Hydro Radiant Heat Controller Question

Rob Lewis rob at whidbey.com
Wed Apr 6 17:08:04 EDT 2016


You’d think if we could put a man on the moon we could come up with concrete that doesn’t crack. (Seems to me I heard once long ago about somebody mixing glass fibers into the concrete. Or have I just reinvented gunnite?) 

When my barn slab was being poured, I asked the guy “So this is guaranteed not to crack, right?” He said “It’s guaranteed against fire and theft.” 
I was very diligent about keeping it wet while it cured, and it still cracked. 

(Off-topic, but since I’m ranting about concrete: I spent a fair bit of money on some special epoxy paint and a special etchant to pre-treat the slab before applying it. I followed the directions exactly. The white paint has turned yellowish and is flaking off like crazy. I feel ripped off.) 

> On Apr 6, 2016, at 12:38 , George Handley <ghandley at kc.rr.com> wrote:
> 
> Chuck,
> 
> I was afraid of all that, and have texted my friend immediately to stop everything so he can read and understand your experience and wisdom.
> 
> Thirty some years ago or so I was about to build a period Williamsburg two story earth home on some acreage I bought that included a due South facing steep hill overlooking a lake. I learned a lot about this subject*, and feared they were doing it wrong, so your latest email is exactly what they need to know and plan for NOW.
> 
> Thanks again,
> 
> George
> 
> PS * Then came the divorce. :-(
> 
> 
>> On Apr 6, 2016, at 2:27 PM, Chuck <xtension4osx at mac.com <mailto:xtension4osx at mac.com>> wrote:
>> 
>> Every slab should have footings. It does several things. It keeps the slab from shifting as the soil settles and most importantly it holds the weight of the outside of the building. Without adequate footings the slab will crack even with significant rebar and thickness. I have poured a lot of slabs and learned a lot over the years.
>> 
>> A cracking slab with a hydronic heating system in it is the worse nightmare I can think of. I would get good footings at least 10 inches wide and 18 inches deep.

◆ To-do list:
a) In the email thread, how wide and how deep does Chuck recommend the footings be?
b) Reproduce everything in the email thread from "(Off-topic, but since" down to "feel ripped off.)", substituting "floor coating" for "epoxy paint".
The rows that come next are not needed here.

(Saved entries)
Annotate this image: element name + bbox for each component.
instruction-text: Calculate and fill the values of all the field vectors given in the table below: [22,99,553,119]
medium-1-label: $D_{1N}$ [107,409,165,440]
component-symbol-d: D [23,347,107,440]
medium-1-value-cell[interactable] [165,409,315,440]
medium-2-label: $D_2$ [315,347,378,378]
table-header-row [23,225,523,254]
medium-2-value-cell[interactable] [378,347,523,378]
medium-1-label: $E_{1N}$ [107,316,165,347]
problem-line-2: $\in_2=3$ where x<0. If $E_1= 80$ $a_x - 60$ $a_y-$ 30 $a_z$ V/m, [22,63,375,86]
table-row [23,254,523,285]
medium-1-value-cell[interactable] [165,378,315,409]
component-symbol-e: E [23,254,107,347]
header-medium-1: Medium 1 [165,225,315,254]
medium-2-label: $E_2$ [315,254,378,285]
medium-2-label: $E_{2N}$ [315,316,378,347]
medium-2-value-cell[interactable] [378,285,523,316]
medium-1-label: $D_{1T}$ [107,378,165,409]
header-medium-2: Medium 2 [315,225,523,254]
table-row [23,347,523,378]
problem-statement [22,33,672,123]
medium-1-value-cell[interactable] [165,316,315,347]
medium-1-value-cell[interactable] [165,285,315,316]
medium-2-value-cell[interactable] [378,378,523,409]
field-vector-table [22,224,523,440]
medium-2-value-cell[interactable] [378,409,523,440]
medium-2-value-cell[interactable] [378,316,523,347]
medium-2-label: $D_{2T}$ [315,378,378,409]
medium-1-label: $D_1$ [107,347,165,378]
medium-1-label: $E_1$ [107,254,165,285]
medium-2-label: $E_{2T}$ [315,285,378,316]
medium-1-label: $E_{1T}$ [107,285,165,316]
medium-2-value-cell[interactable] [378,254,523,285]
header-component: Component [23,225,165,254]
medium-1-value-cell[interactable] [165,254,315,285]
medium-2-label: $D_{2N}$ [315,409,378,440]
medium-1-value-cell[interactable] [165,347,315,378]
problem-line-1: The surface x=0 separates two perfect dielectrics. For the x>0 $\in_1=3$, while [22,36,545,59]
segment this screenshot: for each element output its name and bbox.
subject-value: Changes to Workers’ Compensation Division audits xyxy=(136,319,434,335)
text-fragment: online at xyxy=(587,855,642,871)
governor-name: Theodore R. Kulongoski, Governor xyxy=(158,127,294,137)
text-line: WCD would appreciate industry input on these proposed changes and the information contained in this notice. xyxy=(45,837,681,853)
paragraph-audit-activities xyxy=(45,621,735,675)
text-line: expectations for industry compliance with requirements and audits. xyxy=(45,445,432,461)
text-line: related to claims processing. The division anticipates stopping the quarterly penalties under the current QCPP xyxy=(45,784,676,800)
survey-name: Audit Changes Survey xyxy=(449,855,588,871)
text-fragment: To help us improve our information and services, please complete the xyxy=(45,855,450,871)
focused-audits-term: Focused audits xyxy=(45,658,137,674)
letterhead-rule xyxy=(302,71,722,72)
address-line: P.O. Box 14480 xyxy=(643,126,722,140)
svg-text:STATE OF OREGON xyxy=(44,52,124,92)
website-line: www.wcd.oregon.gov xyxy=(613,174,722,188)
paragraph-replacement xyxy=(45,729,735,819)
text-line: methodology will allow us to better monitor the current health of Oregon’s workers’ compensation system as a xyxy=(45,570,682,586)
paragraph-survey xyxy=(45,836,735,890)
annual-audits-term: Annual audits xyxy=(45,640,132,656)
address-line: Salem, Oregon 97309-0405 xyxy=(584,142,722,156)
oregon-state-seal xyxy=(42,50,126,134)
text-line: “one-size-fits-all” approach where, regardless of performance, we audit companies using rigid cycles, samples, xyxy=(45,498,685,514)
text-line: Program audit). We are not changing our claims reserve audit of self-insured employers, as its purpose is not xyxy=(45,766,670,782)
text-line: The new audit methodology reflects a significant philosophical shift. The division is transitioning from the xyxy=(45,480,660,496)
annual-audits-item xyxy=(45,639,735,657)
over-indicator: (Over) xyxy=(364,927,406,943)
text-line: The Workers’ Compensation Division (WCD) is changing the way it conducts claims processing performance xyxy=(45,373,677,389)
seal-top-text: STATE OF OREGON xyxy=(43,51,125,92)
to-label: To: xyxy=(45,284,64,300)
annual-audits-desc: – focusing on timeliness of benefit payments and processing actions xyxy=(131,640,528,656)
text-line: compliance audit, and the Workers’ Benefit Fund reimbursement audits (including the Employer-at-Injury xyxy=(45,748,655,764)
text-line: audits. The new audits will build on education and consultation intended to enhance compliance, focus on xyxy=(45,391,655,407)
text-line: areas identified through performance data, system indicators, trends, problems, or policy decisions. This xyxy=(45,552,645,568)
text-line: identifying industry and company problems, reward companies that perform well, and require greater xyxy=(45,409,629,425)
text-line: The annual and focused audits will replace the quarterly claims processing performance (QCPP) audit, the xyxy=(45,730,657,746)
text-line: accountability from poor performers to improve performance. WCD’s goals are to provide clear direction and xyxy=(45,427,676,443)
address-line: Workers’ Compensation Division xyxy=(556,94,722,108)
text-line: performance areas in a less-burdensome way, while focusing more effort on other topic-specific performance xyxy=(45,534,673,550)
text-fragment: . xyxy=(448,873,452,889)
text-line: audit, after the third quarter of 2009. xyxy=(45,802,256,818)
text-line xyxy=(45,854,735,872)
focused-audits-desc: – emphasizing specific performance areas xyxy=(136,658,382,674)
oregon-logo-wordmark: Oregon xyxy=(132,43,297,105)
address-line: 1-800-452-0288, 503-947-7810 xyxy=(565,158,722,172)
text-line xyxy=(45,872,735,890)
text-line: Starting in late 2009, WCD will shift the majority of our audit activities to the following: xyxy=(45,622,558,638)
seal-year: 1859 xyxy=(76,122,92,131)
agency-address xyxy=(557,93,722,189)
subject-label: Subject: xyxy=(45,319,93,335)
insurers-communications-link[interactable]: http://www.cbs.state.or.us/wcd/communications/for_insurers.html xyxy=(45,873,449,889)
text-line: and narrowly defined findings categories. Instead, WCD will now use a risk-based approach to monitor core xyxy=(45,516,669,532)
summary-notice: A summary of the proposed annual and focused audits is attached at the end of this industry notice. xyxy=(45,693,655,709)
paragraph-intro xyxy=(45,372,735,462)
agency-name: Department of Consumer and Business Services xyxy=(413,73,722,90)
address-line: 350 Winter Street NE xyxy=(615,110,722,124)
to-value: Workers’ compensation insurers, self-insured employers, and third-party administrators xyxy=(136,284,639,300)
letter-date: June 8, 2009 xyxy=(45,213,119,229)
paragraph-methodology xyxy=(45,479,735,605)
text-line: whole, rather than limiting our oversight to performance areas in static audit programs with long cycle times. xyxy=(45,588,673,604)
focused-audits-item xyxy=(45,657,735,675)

◆ Answers:
a) At least 10 inches wide and 18 inches deep.

b)
(Off-topic, but since I’m ranting about concrete: I spent a fair bit of money on some special floor coating and a special etchant to pre-treat the slab before applying it. I followed the directions exactly. The white paint has turned yellowish and is flaking off like crazy. I feel ripped off.)